• [Exercise]
Retype each line of the material exactly, please, skipping any picture in it.

═════ Raw records

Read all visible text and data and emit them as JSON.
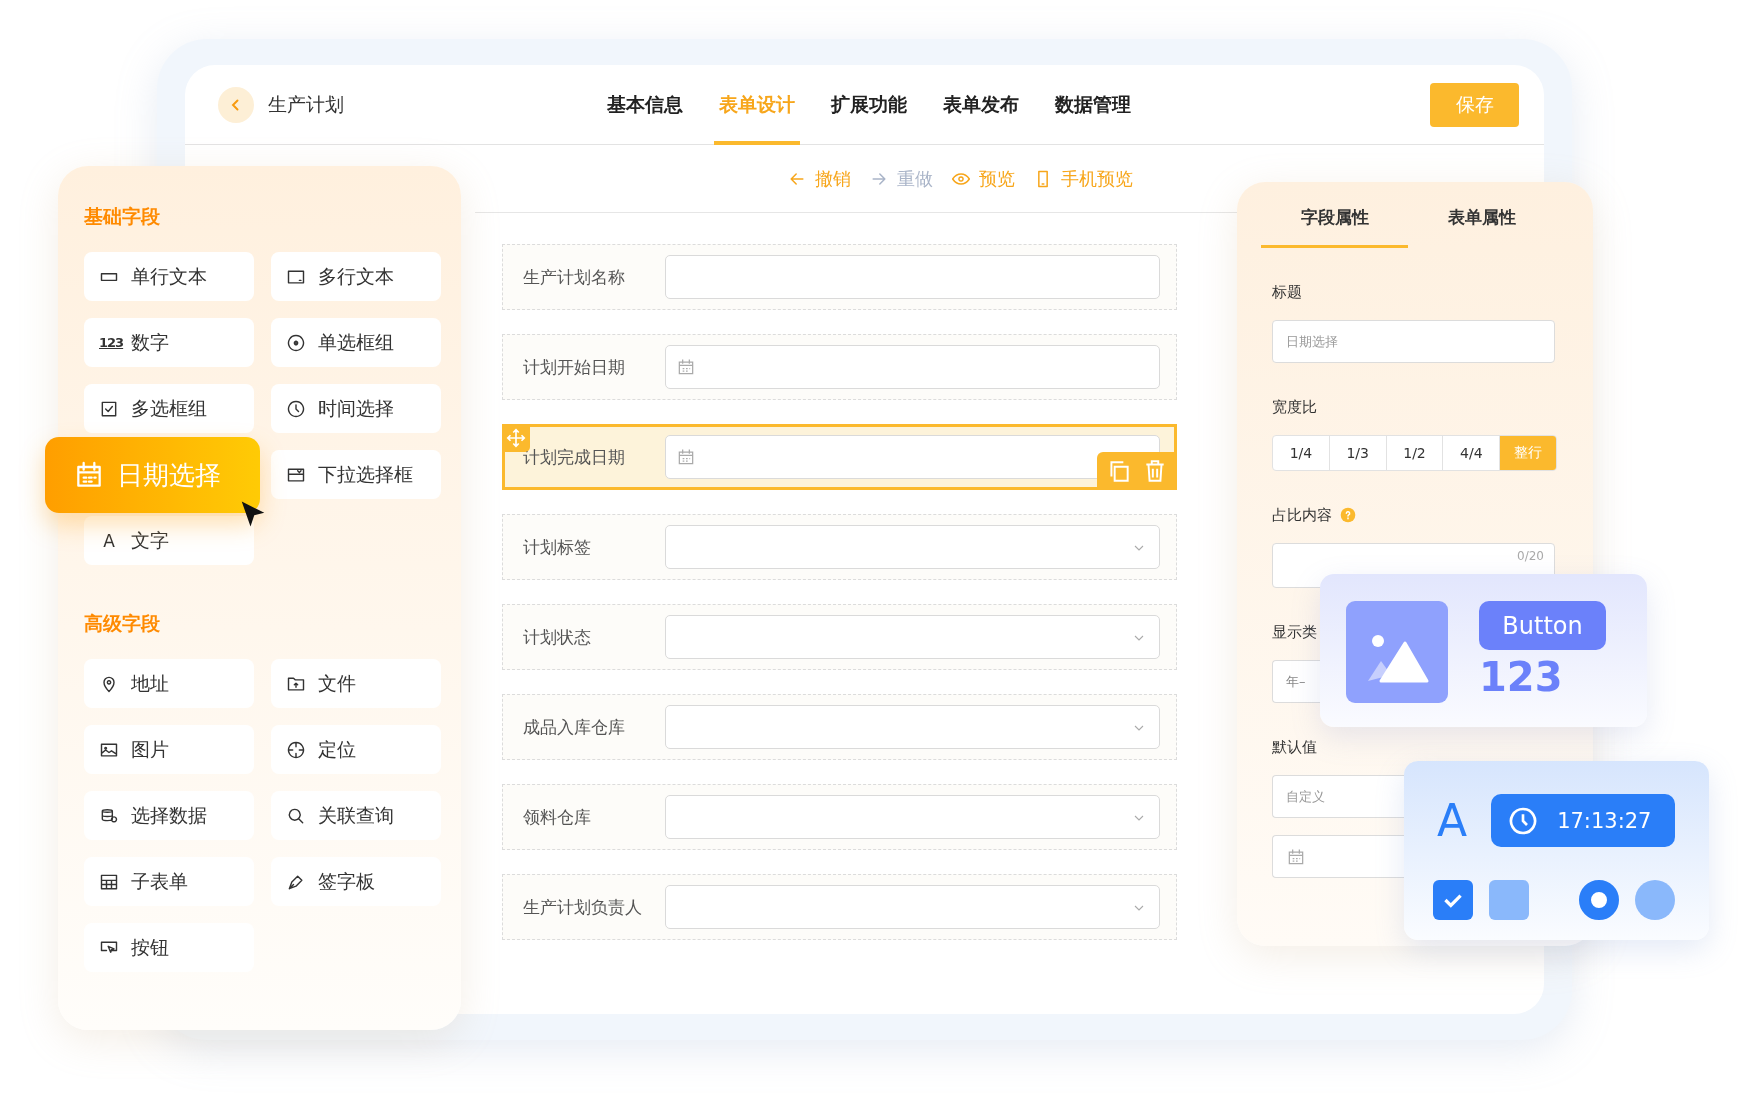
{
  "header": {
    "title": "生产计划",
    "tabs": [
      {
        "label": "基本信息",
        "selected": false
      },
      {
        "label": "表单设计",
        "selected": true
      },
      {
        "label": "扩展功能",
        "selected": false
      },
      {
        "label": "表单发布",
        "selected": false
      },
      {
        "label": "数据管理",
        "selected": false
      }
    ],
    "save_button": "保存"
  },
  "toolbar": [
    {
      "label": "撤销",
      "kind": "undo",
      "disabled": false
    },
    {
      "label": "重做",
      "kind": "redo",
      "disabled": true
    },
    {
      "label": "预览",
      "kind": "preview",
      "disabled": false
    },
    {
      "label": "手机预览",
      "kind": "mobile",
      "disabled": false
    }
  ],
  "field_palette": {
    "sections": [
      {
        "title": "基础字段",
        "items": [
          {
            "label": "单行文本",
            "kind": "single-line",
            "dragging": false
          },
          {
            "label": "多行文本",
            "kind": "multi-line",
            "dragging": false
          },
          {
            "label": "数字",
            "kind": "number",
            "icon_text": "123",
            "dragging": false
          },
          {
            "label": "单选框组",
            "kind": "radio",
            "dragging": false
          },
          {
            "label": "多选框组",
            "kind": "checkbox",
            "dragging": false
          },
          {
            "label": "时间选择",
            "kind": "time",
            "dragging": false
          },
          {
            "label": "日期选择",
            "kind": "date",
            "dragging": true
          },
          {
            "label": "下拉选择框",
            "kind": "dropdown",
            "dragging": false
          },
          {
            "label": "文字",
            "kind": "text",
            "icon_text": "A",
            "dragging": false
          }
        ]
      },
      {
        "title": "高级字段",
        "items": [
          {
            "label": "地址",
            "kind": "address",
            "dragging": false
          },
          {
            "label": "文件",
            "kind": "file",
            "dragging": false
          },
          {
            "label": "图片",
            "kind": "image",
            "dragging": false
          },
          {
            "label": "定位",
            "kind": "location",
            "dragging": false
          },
          {
            "label": "选择数据",
            "kind": "data",
            "dragging": false
          },
          {
            "label": "关联查询",
            "kind": "search",
            "dragging": false
          },
          {
            "label": "子表单",
            "kind": "table",
            "dragging": false
          },
          {
            "label": "签字板",
            "kind": "signature",
            "dragging": false
          },
          {
            "label": "按钮",
            "kind": "button",
            "dragging": false
          }
        ]
      }
    ]
  },
  "form": {
    "rows": [
      {
        "label": "生产计划名称",
        "kind": "text",
        "selected": false
      },
      {
        "label": "计划开始日期",
        "kind": "date",
        "selected": false
      },
      {
        "label": "计划完成日期",
        "kind": "date",
        "selected": true
      },
      {
        "label": "计划标签",
        "kind": "select",
        "selected": false
      },
      {
        "label": "计划状态",
        "kind": "select",
        "selected": false
      },
      {
        "label": "成品入库仓库",
        "kind": "select",
        "selected": false
      },
      {
        "label": "领料仓库",
        "kind": "select",
        "selected": false
      },
      {
        "label": "生产计划负责人",
        "kind": "select",
        "selected": false
      }
    ]
  },
  "properties": {
    "tabs": [
      {
        "label": "字段属性",
        "selected": true
      },
      {
        "label": "表单属性",
        "selected": false
      }
    ],
    "fields": [
      {
        "kind": "label",
        "text": "标题",
        "help": false
      },
      {
        "kind": "input",
        "placeholder": "日期选择"
      },
      {
        "kind": "label",
        "text": "宽度比",
        "help": false
      },
      {
        "kind": "segments",
        "options": [
          {
            "label": "1/4",
            "selected": false
          },
          {
            "label": "1/3",
            "selected": false
          },
          {
            "label": "1/2",
            "selected": false
          },
          {
            "label": "4/4",
            "selected": false
          },
          {
            "label": "整行",
            "selected": true
          }
        ]
      },
      {
        "kind": "label",
        "text": "占比内容",
        "help": true
      },
      {
        "kind": "textarea",
        "counter": "0/20"
      },
      {
        "kind": "label",
        "text": "显示类",
        "help": false
      },
      {
        "kind": "input",
        "value": "年–"
      },
      {
        "kind": "label",
        "text": "默认值",
        "help": false
      },
      {
        "kind": "input",
        "placeholder": "自定义"
      },
      {
        "kind": "date"
      }
    ]
  },
  "preview_cards": {
    "button": "Button",
    "number": "123",
    "glyph": "A",
    "time": "17:13:27",
    "checkboxes": [
      {
        "checked": true
      },
      {
        "checked": false
      }
    ],
    "radios": [
      {
        "selected": true
      },
      {
        "selected": false
      }
    ]
  }
}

══════════

• [The reply]
Read all visible text and data and emit them as JSON.
{
  "header": {
    "title": "生产计划",
    "tabs": [
      {
        "label": "基本信息",
        "selected": false
      },
      {
        "label": "表单设计",
        "selected": true
      },
      {
        "label": "扩展功能",
        "selected": false
      },
      {
        "label": "表单发布",
        "selected": false
      },
      {
        "label": "数据管理",
        "selected": false
      }
    ],
    "save_button": "保存"
  },
  "toolbar": [
    {
      "label": "撤销",
      "kind": "undo",
      "disabled": false
    },
    {
      "label": "重做",
      "kind": "redo",
      "disabled": true
    },
    {
      "label": "预览",
      "kind": "preview",
      "disabled": false
    },
    {
      "label": "手机预览",
      "kind": "mobile",
      "disabled": false
    }
  ],
  "field_palette": {
    "sections": [
      {
        "title": "基础字段",
        "items": [
          {
            "label": "单行文本",
            "kind": "single-line",
            "dragging": false
          },
          {
            "label": "多行文本",
            "kind": "multi-line",
            "dragging": false
          },
          {
            "label": "数字",
            "kind": "number",
            "icon_text": "123",
            "dragging": false
          },
          {
            "label": "单选框组",
            "kind": "radio",
            "dragging": false
          },
          {
            "label": "多选框组",
            "kind": "checkbox",
            "dragging": false
          },
          {
            "label": "时间选择",
            "kind": "time",
            "dragging": false
          },
          {
            "label": "日期选择",
            "kind": "date",
            "dragging": true
          },
          {
            "label": "下拉选择框",
            "kind": "dropdown",
            "dragging": false
          },
          {
            "label": "文字",
            "kind": "text",
            "icon_text": "A",
            "dragging": false
          }
        ]
      },
      {
        "title": "高级字段",
        "items": [
          {
            "label": "地址",
            "kind": "address",
            "dragging": false
          },
          {
            "label": "文件",
            "kind": "file",
            "dragging": false
          },
          {
            "label": "图片",
            "kind": "image",
            "dragging": false
          },
          {
            "label": "定位",
            "kind": "location",
            "dragging": false
          },
          {
            "label": "选择数据",
            "kind": "data",
            "dragging": false
          },
          {
            "label": "关联查询",
            "kind": "search",
            "dragging": false
          },
          {
            "label": "子表单",
            "kind": "table",
            "dragging": false
          },
          {
            "label": "签字板",
            "kind": "signature",
            "dragging": false
          },
          {
            "label": "按钮",
            "kind": "button",
            "dragging": false
          }
        ]
      }
    ]
  },
  "form": {
    "rows": [
      {
        "label": "生产计划名称",
        "kind": "text",
        "selected": false
      },
      {
        "label": "计划开始日期",
        "kind": "date",
        "selected": false
      },
      {
        "label": "计划完成日期",
        "kind": "date",
        "selected": true
      },
      {
        "label": "计划标签",
        "kind": "select",
        "selected": false
      },
      {
        "label": "计划状态",
        "kind": "select",
        "selected": false
      },
      {
        "label": "成品入库仓库",
        "kind": "select",
        "selected": false
      },
      {
        "label": "领料仓库",
        "kind": "select",
        "selected": false
      },
      {
        "label": "生产计划负责人",
        "kind": "select",
        "selected": false
      }
    ]
  },
  "properties": {
    "tabs": [
      {
        "label": "字段属性",
        "selected": true
      },
      {
        "label": "表单属性",
        "selected": false
      }
    ],
    "fields": [
      {
        "kind": "label",
        "text": "标题",
        "help": false
      },
      {
        "kind": "input",
        "placeholder": "日期选择"
      },
      {
        "kind": "label",
        "text": "宽度比",
        "help": false
      },
      {
        "kind": "segments",
        "options": [
          {
            "label": "1/4",
            "selected": false
          },
          {
            "label": "1/3",
            "selected": false
          },
          {
            "label": "1/2",
            "selected": false
          },
          {
            "label": "4/4",
            "selected": false
          },
          {
            "label": "整行",
            "selected": true
          }
        ]
      },
      {
        "kind": "label",
        "text": "占比内容",
        "help": true
      },
      {
        "kind": "textarea",
        "counter": "0/20"
      },
      {
        "kind": "label",
        "text": "显示类",
        "help": false
      },
      {
        "kind": "input",
        "value": "年–"
      },
      {
        "kind": "label",
        "text": "默认值",
        "help": false
      },
      {
        "kind": "input",
        "placeholder": "自定义"
      },
      {
        "kind": "date"
      }
    ]
  },
  "preview_cards": {
    "button": "Button",
    "number": "123",
    "glyph": "A",
    "time": "17:13:27",
    "checkboxes": [
      {
        "checked": true
      },
      {
        "checked": false
      }
    ],
    "radios": [
      {
        "selected": true
      },
      {
        "selected": false
      }
    ]
  }
}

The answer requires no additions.